--- start Records for the exercise ---

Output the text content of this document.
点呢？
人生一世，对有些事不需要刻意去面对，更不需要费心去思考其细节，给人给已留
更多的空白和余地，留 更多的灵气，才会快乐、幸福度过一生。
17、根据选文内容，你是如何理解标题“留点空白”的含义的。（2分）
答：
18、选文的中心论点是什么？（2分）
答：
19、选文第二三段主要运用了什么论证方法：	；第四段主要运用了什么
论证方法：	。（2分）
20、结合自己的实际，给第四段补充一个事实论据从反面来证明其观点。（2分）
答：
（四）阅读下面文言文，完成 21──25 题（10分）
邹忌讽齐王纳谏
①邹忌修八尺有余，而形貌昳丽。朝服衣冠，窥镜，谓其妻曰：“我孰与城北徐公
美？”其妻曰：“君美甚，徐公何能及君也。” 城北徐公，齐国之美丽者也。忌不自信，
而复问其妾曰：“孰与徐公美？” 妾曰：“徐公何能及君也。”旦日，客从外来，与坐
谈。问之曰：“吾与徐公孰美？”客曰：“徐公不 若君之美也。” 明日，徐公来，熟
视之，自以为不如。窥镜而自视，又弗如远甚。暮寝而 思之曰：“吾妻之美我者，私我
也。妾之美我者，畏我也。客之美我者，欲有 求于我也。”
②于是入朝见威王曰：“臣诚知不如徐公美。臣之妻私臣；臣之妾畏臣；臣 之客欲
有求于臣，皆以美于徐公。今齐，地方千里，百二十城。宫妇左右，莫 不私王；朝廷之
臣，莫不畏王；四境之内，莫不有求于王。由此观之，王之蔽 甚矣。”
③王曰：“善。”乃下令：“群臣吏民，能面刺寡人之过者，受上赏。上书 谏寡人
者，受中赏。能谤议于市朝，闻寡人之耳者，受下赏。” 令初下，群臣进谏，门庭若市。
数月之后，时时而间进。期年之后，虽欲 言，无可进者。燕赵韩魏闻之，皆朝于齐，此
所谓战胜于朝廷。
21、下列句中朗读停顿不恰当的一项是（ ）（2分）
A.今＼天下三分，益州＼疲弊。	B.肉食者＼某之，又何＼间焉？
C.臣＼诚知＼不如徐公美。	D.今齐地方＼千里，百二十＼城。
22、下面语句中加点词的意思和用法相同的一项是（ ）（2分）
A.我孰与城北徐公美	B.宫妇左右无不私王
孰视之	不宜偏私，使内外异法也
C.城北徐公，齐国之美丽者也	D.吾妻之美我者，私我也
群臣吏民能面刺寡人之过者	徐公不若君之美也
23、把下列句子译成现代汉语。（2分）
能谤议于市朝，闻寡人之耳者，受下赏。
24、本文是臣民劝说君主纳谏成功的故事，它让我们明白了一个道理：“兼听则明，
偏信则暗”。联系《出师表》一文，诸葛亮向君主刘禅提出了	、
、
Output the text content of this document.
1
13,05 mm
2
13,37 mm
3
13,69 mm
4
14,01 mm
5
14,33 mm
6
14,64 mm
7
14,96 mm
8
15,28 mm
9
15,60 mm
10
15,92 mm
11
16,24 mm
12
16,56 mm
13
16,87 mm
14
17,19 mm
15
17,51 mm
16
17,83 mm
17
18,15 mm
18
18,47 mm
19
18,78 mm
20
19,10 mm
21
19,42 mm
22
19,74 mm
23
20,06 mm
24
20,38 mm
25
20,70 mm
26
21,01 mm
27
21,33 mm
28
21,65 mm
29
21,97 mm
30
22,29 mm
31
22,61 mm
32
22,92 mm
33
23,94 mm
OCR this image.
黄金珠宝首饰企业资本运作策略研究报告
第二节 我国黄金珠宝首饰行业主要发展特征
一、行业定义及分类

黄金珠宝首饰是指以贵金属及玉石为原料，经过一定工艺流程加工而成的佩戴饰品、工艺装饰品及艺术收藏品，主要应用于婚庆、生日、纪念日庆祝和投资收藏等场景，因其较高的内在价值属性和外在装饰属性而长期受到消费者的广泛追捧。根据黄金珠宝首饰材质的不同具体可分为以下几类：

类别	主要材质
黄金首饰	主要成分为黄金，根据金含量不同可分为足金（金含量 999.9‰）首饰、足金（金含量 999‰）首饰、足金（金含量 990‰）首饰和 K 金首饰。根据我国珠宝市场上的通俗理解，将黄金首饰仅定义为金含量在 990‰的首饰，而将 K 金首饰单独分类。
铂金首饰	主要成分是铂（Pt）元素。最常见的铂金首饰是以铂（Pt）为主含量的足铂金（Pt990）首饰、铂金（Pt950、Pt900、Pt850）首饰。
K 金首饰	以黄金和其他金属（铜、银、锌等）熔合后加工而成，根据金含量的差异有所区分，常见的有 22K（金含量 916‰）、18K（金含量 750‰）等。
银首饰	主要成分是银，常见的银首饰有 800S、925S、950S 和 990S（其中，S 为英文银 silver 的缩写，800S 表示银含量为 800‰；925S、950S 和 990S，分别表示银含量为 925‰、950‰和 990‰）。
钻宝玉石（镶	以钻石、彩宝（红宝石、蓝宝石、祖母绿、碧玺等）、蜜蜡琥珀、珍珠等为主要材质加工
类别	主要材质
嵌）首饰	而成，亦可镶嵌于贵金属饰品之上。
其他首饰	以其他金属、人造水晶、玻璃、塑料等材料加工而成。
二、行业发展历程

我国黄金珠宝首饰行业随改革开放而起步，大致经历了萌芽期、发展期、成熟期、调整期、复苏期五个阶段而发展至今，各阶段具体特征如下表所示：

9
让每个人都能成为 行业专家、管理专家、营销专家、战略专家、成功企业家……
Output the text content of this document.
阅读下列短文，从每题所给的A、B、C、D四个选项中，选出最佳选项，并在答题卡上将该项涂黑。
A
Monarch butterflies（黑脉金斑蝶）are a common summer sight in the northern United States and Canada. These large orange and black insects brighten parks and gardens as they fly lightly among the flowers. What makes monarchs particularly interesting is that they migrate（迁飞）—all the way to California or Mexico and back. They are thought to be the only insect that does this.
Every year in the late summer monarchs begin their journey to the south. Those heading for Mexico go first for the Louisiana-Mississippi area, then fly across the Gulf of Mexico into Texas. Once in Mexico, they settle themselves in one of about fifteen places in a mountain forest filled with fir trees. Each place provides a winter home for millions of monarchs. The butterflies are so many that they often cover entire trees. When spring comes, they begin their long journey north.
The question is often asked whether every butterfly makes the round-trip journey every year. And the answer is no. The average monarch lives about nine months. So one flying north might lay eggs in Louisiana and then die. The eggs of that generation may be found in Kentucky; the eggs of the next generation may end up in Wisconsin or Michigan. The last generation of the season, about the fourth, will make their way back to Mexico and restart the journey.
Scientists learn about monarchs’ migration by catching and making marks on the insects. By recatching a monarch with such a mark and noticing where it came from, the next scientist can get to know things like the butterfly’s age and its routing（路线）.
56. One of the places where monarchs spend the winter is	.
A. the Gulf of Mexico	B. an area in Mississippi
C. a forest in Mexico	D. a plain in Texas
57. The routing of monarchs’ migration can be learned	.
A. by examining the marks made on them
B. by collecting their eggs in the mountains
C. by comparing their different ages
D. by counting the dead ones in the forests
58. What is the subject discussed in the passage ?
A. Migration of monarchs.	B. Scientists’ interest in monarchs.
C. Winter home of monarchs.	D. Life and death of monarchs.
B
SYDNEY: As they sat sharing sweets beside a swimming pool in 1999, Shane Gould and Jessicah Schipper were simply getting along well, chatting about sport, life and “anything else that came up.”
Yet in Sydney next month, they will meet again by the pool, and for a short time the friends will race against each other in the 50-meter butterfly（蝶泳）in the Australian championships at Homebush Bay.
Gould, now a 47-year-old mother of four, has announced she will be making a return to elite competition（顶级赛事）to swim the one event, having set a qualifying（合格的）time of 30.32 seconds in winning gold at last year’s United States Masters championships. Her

--- end Records for the exercise ---

*The request:*
Copy each line of the data exactly, leaving nothing out.

*Output of the task:*
Output the text content of this document.
点呢？
人生一世，对有些事不需要刻意去面对，更不需要费心去思考其细节，给人给已留
更多的空白和余地，留 更多的灵气，才会快乐、幸福度过一生。
17、根据选文内容，你是如何理解标题“留点空白”的含义的。（2分）
答：
18、选文的中心论点是什么？（2分）
答：
19、选文第二三段主要运用了什么论证方法：	；第四段主要运用了什么
论证方法：	。（2分）
20、结合自己的实际，给第四段补充一个事实论据从反面来证明其观点。（2分）
答：
（四）阅读下面文言文，完成 21──25 题（10分）
邹忌讽齐王纳谏
①邹忌修八尺有余，而形貌昳丽。朝服衣冠，窥镜，谓其妻曰：“我孰与城北徐公
美？”其妻曰：“君美甚，徐公何能及君也。” 城北徐公，齐国之美丽者也。忌不自信，
而复问其妾曰：“孰与徐公美？” 妾曰：“徐公何能及君也。”旦日，客从外来，与坐
谈。问之曰：“吾与徐公孰美？”客曰：“徐公不 若君之美也。” 明日，徐公来，熟
视之，自以为不如。窥镜而自视，又弗如远甚。暮寝而 思之曰：“吾妻之美我者，私我
也。妾之美我者，畏我也。客之美我者，欲有 求于我也。”
②于是入朝见威王曰：“臣诚知不如徐公美。臣之妻私臣；臣之妾畏臣；臣 之客欲
有求于臣，皆以美于徐公。今齐，地方千里，百二十城。宫妇左右，莫 不私王；朝廷之
臣，莫不畏王；四境之内，莫不有求于王。由此观之，王之蔽 甚矣。”
③王曰：“善。”乃下令：“群臣吏民，能面刺寡人之过者，受上赏。上书 谏寡人
者，受中赏。能谤议于市朝，闻寡人之耳者，受下赏。” 令初下，群臣进谏，门庭若市。
数月之后，时时而间进。期年之后，虽欲 言，无可进者。燕赵韩魏闻之，皆朝于齐，此
所谓战胜于朝廷。
21、下列句中朗读停顿不恰当的一项是（ ）（2分）
A.今＼天下三分，益州＼疲弊。	B.肉食者＼某之，又何＼间焉？
C.臣＼诚知＼不如徐公美。	D.今齐地方＼千里，百二十＼城。
22、下面语句中加点词的意思和用法相同的一项是（ ）（2分）
A.我孰与城北徐公美	B.宫妇左右无不私王
孰视之	不宜偏私，使内外异法也
C.城北徐公，齐国之美丽者也	D.吾妻之美我者，私我也
群臣吏民能面刺寡人之过者	徐公不若君之美也
23、把下列句子译成现代汉语。（2分）
能谤议于市朝，闻寡人之耳者，受下赏。
24、本文是臣民劝说君主纳谏成功的故事，它让我们明白了一个道理：“兼听则明，
偏信则暗”。联系《出师表》一文，诸葛亮向君主刘禅提出了	、
、
Output the text content of this document.
1
13,05 mm
2
13,37 mm
3
13,69 mm
4
14,01 mm
5
14,33 mm
6
14,64 mm
7
14,96 mm
8
15,28 mm
9
15,60 mm
10
15,92 mm
11
16,24 mm
12
16,56 mm
13
16,87 mm
14
17,19 mm
15
17,51 mm
16
17,83 mm
17
18,15 mm
18
18,47 mm
19
18,78 mm
20
19,10 mm
21
19,42 mm
22
19,74 mm
23
20,06 mm
24
20,38 mm
25
20,70 mm
26
21,01 mm
27
21,33 mm
28
21,65 mm
29
21,97 mm
30
22,29 mm
31
22,61 mm
32
22,92 mm
33
23,94 mm
OCR this image.
黄金珠宝首饰企业资本运作策略研究报告
第二节 我国黄金珠宝首饰行业主要发展特征
一、行业定义及分类

黄金珠宝首饰是指以贵金属及玉石为原料，经过一定工艺流程加工而成的佩戴饰品、工艺装饰品及艺术收藏品，主要应用于婚庆、生日、纪念日庆祝和投资收藏等场景，因其较高的内在价值属性和外在装饰属性而长期受到消费者的广泛追捧。根据黄金珠宝首饰材质的不同具体可分为以下几类：

类别	主要材质
黄金首饰	主要成分为黄金，根据金含量不同可分为足金（金含量 999.9‰）首饰、足金（金含量 999‰）首饰、足金（金含量 990‰）首饰和 K 金首饰。根据我国珠宝市场上的通俗理解，将黄金首饰仅定义为金含量在 990‰的首饰，而将 K 金首饰单独分类。
铂金首饰	主要成分是铂（Pt）元素。最常见的铂金首饰是以铂（Pt）为主含量的足铂金（Pt990）首饰、铂金（Pt950、Pt900、Pt850）首饰。
K 金首饰	以黄金和其他金属（铜、银、锌等）熔合后加工而成，根据金含量的差异有所区分，常见的有 22K（金含量 916‰）、18K（金含量 750‰）等。
银首饰	主要成分是银，常见的银首饰有 800S、925S、950S 和 990S（其中，S 为英文银 silver 的缩写，800S 表示银含量为 800‰；925S、950S 和 990S，分别表示银含量为 925‰、950‰和 990‰）。
钻宝玉石（镶	以钻石、彩宝（红宝石、蓝宝石、祖母绿、碧玺等）、蜜蜡琥珀、珍珠等为主要材质加工
类别	主要材质
嵌）首饰	而成，亦可镶嵌于贵金属饰品之上。
其他首饰	以其他金属、人造水晶、玻璃、塑料等材料加工而成。
二、行业发展历程

我国黄金珠宝首饰行业随改革开放而起步，大致经历了萌芽期、发展期、成熟期、调整期、复苏期五个阶段而发展至今，各阶段具体特征如下表所示：

9
让每个人都能成为 行业专家、管理专家、营销专家、战略专家、成功企业家……
Output the text content of this document.
阅读下列短文，从每题所给的A、B、C、D四个选项中，选出最佳选项，并在答题卡上将该项涂黑。
A
Monarch butterflies（黑脉金斑蝶）are a common summer sight in the northern United States and Canada. These large orange and black insects brighten parks and gardens as they fly lightly among the flowers. What makes monarchs particularly interesting is that they migrate（迁飞）—all the way to California or Mexico and back. They are thought to be the only insect that does this.
Every year in the late summer monarchs begin their journey to the south. Those heading for Mexico go first for the Louisiana-Mississippi area, then fly across the Gulf of Mexico into Texas. Once in Mexico, they settle themselves in one of about fifteen places in a mountain forest filled with fir trees. Each place provides a winter home for millions of monarchs. The butterflies are so many that they often cover entire trees. When spring comes, they begin their long journey north.
The question is often asked whether every butterfly makes the round-trip journey every year. And the answer is no. The average monarch lives about nine months. So one flying north might lay eggs in Louisiana and then die. The eggs of that generation may be found in Kentucky; the eggs of the next generation may end up in Wisconsin or Michigan. The last generation of the season, about the fourth, will make their way back to Mexico and restart the journey.
Scientists learn about monarchs’ migration by catching and making marks on the insects. By recatching a monarch with such a mark and noticing where it came from, the next scientist can get to know things like the butterfly’s age and its routing（路线）.
56. One of the places where monarchs spend the winter is	.
A. the Gulf of Mexico	B. an area in Mississippi
C. a forest in Mexico	D. a plain in Texas
57. The routing of monarchs’ migration can be learned	.
A. by examining the marks made on them
B. by collecting their eggs in the mountains
C. by comparing their different ages
D. by counting the dead ones in the forests
58. What is the subject discussed in the passage ?
A. Migration of monarchs.	B. Scientists’ interest in monarchs.
C. Winter home of monarchs.	D. Life and death of monarchs.
B
SYDNEY: As they sat sharing sweets beside a swimming pool in 1999, Shane Gould and Jessicah Schipper were simply getting along well, chatting about sport, life and “anything else that came up.”
Yet in Sydney next month, they will meet again by the pool, and for a short time the friends will race against each other in the 50-meter butterfly（蝶泳）in the Australian championships at Homebush Bay.
Gould, now a 47-year-old mother of four, has announced she will be making a return to elite competition（顶级赛事）to swim the one event, having set a qualifying（合格的）time of 30.32 seconds in winning gold at last year’s United States Masters championships. Her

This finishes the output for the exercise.